## EXERCISE GOAL
Render the material again word for word, skipping the pictures in it.

## RECORDS FOR PROCESSING
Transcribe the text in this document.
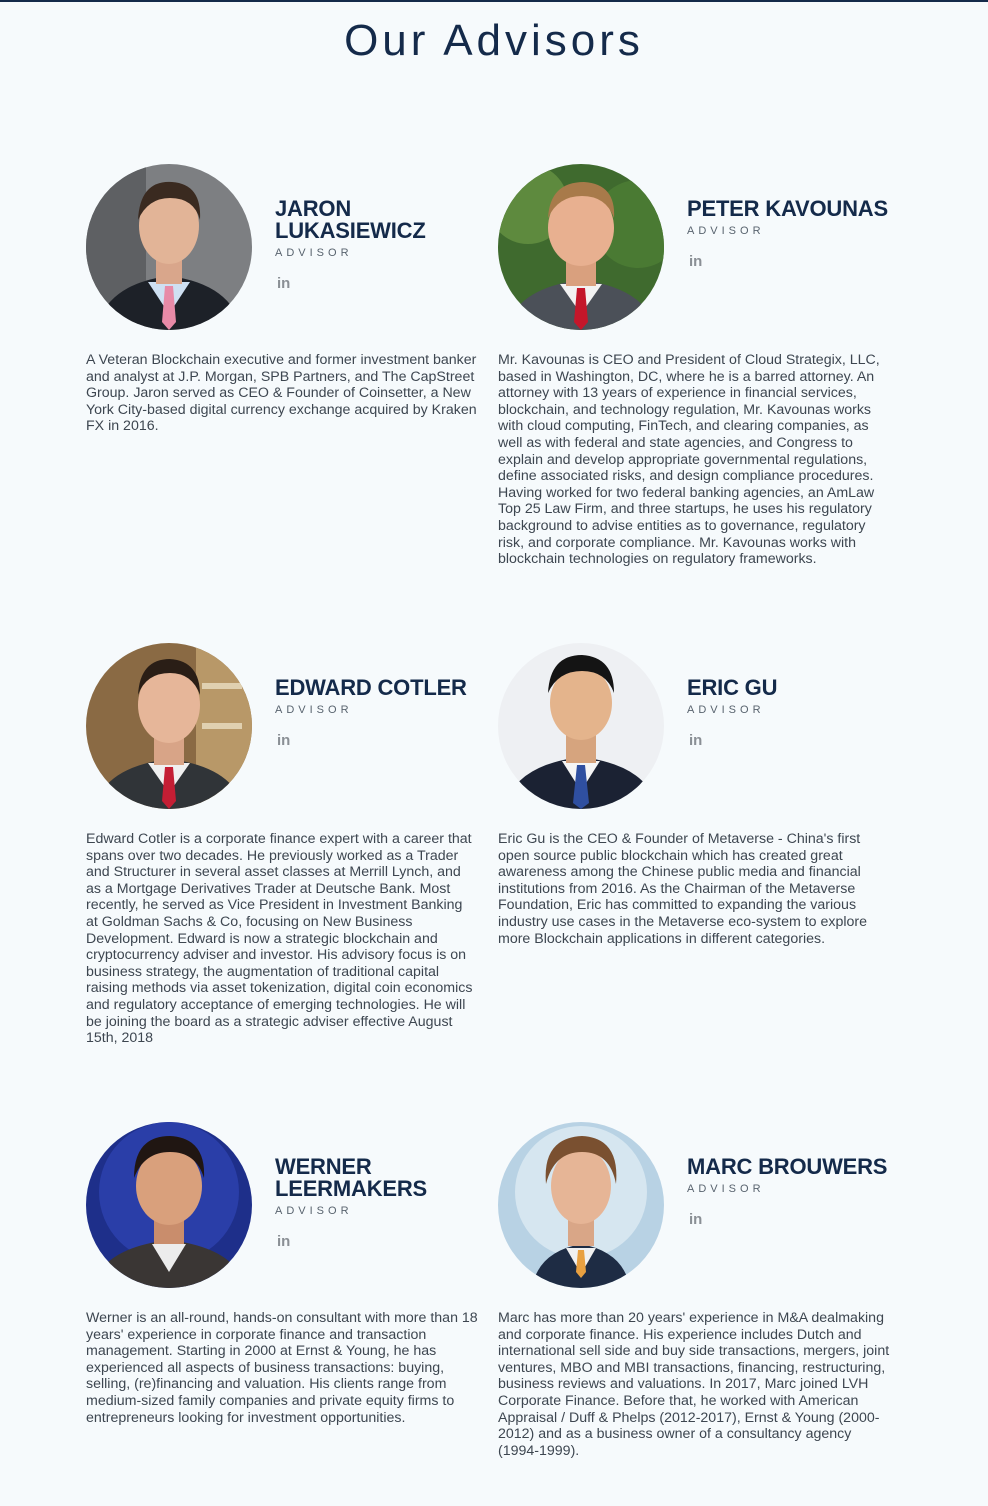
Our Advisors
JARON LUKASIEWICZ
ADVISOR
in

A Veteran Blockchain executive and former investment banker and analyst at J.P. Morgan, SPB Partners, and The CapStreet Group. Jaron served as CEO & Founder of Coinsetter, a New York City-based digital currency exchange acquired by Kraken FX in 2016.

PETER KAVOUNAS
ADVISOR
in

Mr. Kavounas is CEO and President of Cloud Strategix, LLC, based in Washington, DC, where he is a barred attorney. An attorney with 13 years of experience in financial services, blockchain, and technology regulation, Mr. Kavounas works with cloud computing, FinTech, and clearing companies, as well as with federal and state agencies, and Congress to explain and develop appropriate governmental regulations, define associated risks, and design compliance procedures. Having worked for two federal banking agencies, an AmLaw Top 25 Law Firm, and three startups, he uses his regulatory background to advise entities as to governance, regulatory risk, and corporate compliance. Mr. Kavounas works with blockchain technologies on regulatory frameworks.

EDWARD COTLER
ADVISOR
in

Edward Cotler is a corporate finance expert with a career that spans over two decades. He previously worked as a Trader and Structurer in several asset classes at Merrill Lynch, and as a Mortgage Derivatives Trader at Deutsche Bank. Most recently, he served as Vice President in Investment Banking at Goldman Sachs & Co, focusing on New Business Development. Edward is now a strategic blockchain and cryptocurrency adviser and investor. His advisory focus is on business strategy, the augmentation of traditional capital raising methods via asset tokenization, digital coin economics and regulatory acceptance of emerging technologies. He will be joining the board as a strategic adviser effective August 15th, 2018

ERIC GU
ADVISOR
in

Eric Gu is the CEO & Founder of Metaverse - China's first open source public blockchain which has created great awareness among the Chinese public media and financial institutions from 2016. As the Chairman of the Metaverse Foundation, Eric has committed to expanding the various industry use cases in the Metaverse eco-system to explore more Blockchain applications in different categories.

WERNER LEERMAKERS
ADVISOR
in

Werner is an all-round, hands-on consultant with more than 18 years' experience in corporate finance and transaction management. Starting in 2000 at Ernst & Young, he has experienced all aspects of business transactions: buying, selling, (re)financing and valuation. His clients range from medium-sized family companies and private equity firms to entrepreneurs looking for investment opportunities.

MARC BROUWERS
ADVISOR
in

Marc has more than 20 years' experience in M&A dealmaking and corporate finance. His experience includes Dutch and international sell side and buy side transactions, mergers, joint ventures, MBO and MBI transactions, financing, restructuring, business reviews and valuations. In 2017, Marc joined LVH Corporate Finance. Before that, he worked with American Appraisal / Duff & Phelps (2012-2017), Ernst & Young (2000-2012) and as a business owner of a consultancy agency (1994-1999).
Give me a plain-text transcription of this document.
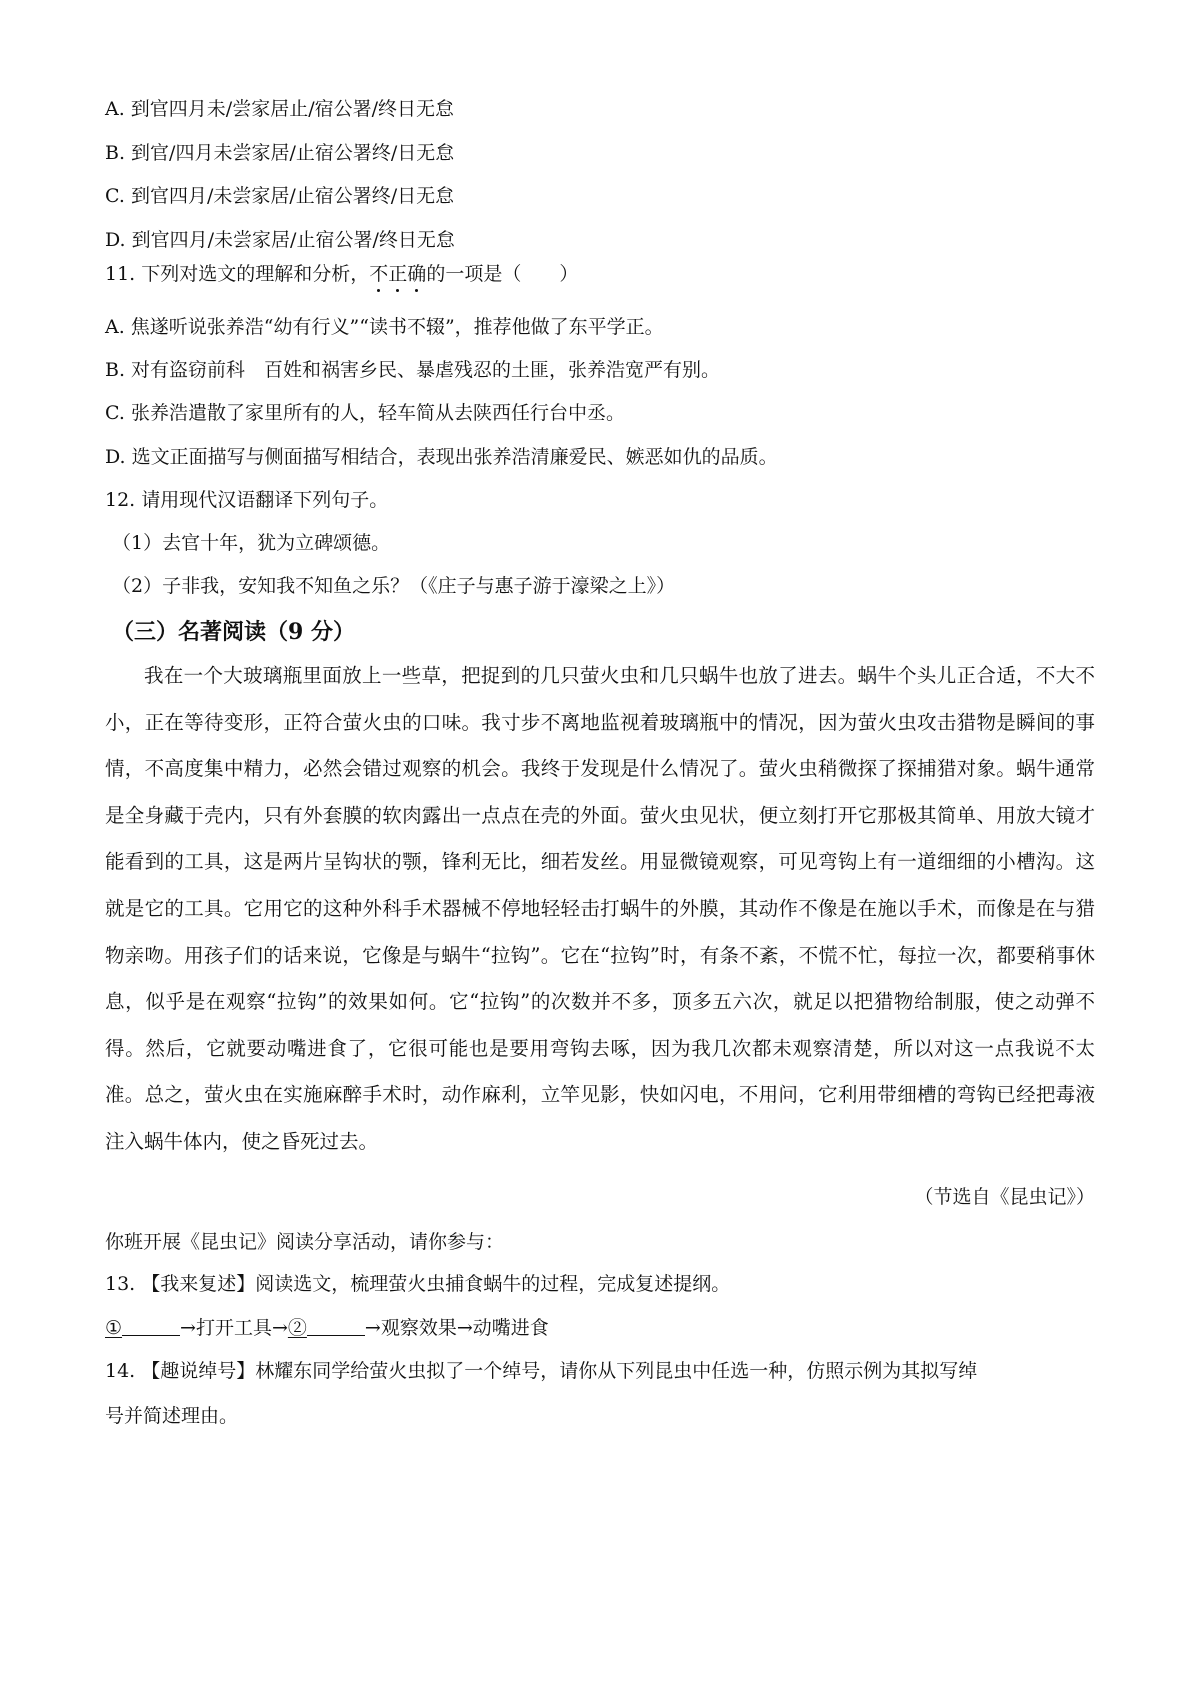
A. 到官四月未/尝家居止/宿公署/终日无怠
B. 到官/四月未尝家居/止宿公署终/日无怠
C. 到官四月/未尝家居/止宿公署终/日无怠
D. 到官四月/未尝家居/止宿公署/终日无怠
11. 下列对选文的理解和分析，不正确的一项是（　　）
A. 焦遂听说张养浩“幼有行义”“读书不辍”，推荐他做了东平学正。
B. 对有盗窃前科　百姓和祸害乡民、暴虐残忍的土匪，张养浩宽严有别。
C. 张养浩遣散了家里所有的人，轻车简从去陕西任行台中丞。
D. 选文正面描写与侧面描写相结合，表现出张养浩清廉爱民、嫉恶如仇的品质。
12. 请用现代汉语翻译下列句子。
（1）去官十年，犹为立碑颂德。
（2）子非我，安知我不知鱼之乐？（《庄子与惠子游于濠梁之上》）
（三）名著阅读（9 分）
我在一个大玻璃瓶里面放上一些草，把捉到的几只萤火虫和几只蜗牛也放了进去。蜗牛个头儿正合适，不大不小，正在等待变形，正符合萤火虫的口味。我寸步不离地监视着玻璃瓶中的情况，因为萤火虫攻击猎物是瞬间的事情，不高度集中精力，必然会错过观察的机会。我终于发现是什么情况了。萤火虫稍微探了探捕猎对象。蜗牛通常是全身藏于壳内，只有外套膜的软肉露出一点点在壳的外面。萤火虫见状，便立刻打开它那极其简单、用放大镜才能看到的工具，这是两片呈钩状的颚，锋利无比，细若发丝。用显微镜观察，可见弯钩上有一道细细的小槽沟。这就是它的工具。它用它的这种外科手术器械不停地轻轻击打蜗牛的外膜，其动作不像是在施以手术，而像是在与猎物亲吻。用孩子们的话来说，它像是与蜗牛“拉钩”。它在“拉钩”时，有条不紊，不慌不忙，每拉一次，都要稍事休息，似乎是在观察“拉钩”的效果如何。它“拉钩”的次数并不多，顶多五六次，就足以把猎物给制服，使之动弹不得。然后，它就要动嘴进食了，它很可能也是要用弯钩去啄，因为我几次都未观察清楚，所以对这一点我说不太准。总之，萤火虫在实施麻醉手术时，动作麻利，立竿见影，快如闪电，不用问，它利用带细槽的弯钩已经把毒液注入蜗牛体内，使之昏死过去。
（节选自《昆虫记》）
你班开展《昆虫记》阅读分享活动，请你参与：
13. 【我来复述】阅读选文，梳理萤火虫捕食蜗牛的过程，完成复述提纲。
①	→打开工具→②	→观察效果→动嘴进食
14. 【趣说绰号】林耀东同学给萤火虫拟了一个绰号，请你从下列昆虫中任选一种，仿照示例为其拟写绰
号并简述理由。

## TASK SOLUTION
Transcribe the text in this document.
Our Advisors
JARON LUKASIEWICZ
ADVISOR
in

A Veteran Blockchain executive and former investment banker and analyst at J.P. Morgan, SPB Partners, and The CapStreet Group. Jaron served as CEO & Founder of Coinsetter, a New York City-based digital currency exchange acquired by Kraken FX in 2016.

PETER KAVOUNAS
ADVISOR
in

Mr. Kavounas is CEO and President of Cloud Strategix, LLC, based in Washington, DC, where he is a barred attorney. An attorney with 13 years of experience in financial services, blockchain, and technology regulation, Mr. Kavounas works with cloud computing, FinTech, and clearing companies, as well as with federal and state agencies, and Congress to explain and develop appropriate governmental regulations, define associated risks, and design compliance procedures. Having worked for two federal banking agencies, an AmLaw Top 25 Law Firm, and three startups, he uses his regulatory background to advise entities as to governance, regulatory risk, and corporate compliance. Mr. Kavounas works with blockchain technologies on regulatory frameworks.

EDWARD COTLER
ADVISOR
in

Edward Cotler is a corporate finance expert with a career that spans over two decades. He previously worked as a Trader and Structurer in several asset classes at Merrill Lynch, and as a Mortgage Derivatives Trader at Deutsche Bank. Most recently, he served as Vice President in Investment Banking at Goldman Sachs & Co, focusing on New Business Development. Edward is now a strategic blockchain and cryptocurrency adviser and investor. His advisory focus is on business strategy, the augmentation of traditional capital raising methods via asset tokenization, digital coin economics and regulatory acceptance of emerging technologies. He will be joining the board as a strategic adviser effective August 15th, 2018

ERIC GU
ADVISOR
in

Eric Gu is the CEO & Founder of Metaverse - China's first open source public blockchain which has created great awareness among the Chinese public media and financial institutions from 2016. As the Chairman of the Metaverse Foundation, Eric has committed to expanding the various industry use cases in the Metaverse eco-system to explore more Blockchain applications in different categories.

WERNER LEERMAKERS
ADVISOR
in

Werner is an all-round, hands-on consultant with more than 18 years' experience in corporate finance and transaction management. Starting in 2000 at Ernst & Young, he has experienced all aspects of business transactions: buying, selling, (re)financing and valuation. His clients range from medium-sized family companies and private equity firms to entrepreneurs looking for investment opportunities.

MARC BROUWERS
ADVISOR
in

Marc has more than 20 years' experience in M&A dealmaking and corporate finance. His experience includes Dutch and international sell side and buy side transactions, mergers, joint ventures, MBO and MBI transactions, financing, restructuring, business reviews and valuations. In 2017, Marc joined LVH Corporate Finance. Before that, he worked with American Appraisal / Duff & Phelps (2012-2017), Ernst & Young (2000-2012) and as a business owner of a consultancy agency (1994-1999).
Give me a plain-text transcription of this document.
A. 到官四月未/尝家居止/宿公署/终日无怠
B. 到官/四月未尝家居/止宿公署终/日无怠
C. 到官四月/未尝家居/止宿公署终/日无怠
D. 到官四月/未尝家居/止宿公署/终日无怠
11. 下列对选文的理解和分析，不正确的一项是（　　）
A. 焦遂听说张养浩“幼有行义”“读书不辍”，推荐他做了东平学正。
B. 对有盗窃前科　百姓和祸害乡民、暴虐残忍的土匪，张养浩宽严有别。
C. 张养浩遣散了家里所有的人，轻车简从去陕西任行台中丞。
D. 选文正面描写与侧面描写相结合，表现出张养浩清廉爱民、嫉恶如仇的品质。
12. 请用现代汉语翻译下列句子。
（1）去官十年，犹为立碑颂德。
（2）子非我，安知我不知鱼之乐？（《庄子与惠子游于濠梁之上》）
（三）名著阅读（9 分）
我在一个大玻璃瓶里面放上一些草，把捉到的几只萤火虫和几只蜗牛也放了进去。蜗牛个头儿正合适，不大不小，正在等待变形，正符合萤火虫的口味。我寸步不离地监视着玻璃瓶中的情况，因为萤火虫攻击猎物是瞬间的事情，不高度集中精力，必然会错过观察的机会。我终于发现是什么情况了。萤火虫稍微探了探捕猎对象。蜗牛通常是全身藏于壳内，只有外套膜的软肉露出一点点在壳的外面。萤火虫见状，便立刻打开它那极其简单、用放大镜才能看到的工具，这是两片呈钩状的颚，锋利无比，细若发丝。用显微镜观察，可见弯钩上有一道细细的小槽沟。这就是它的工具。它用它的这种外科手术器械不停地轻轻击打蜗牛的外膜，其动作不像是在施以手术，而像是在与猎物亲吻。用孩子们的话来说，它像是与蜗牛“拉钩”。它在“拉钩”时，有条不紊，不慌不忙，每拉一次，都要稍事休息，似乎是在观察“拉钩”的效果如何。它“拉钩”的次数并不多，顶多五六次，就足以把猎物给制服，使之动弹不得。然后，它就要动嘴进食了，它很可能也是要用弯钩去啄，因为我几次都未观察清楚，所以对这一点我说不太准。总之，萤火虫在实施麻醉手术时，动作麻利，立竿见影，快如闪电，不用问，它利用带细槽的弯钩已经把毒液注入蜗牛体内，使之昏死过去。
（节选自《昆虫记》）
你班开展《昆虫记》阅读分享活动，请你参与：
13. 【我来复述】阅读选文，梳理萤火虫捕食蜗牛的过程，完成复述提纲。
①	→打开工具→②	→观察效果→动嘴进食
14. 【趣说绰号】林耀东同学给萤火虫拟了一个绰号，请你从下列昆虫中任选一种，仿照示例为其拟写绰
号并简述理由。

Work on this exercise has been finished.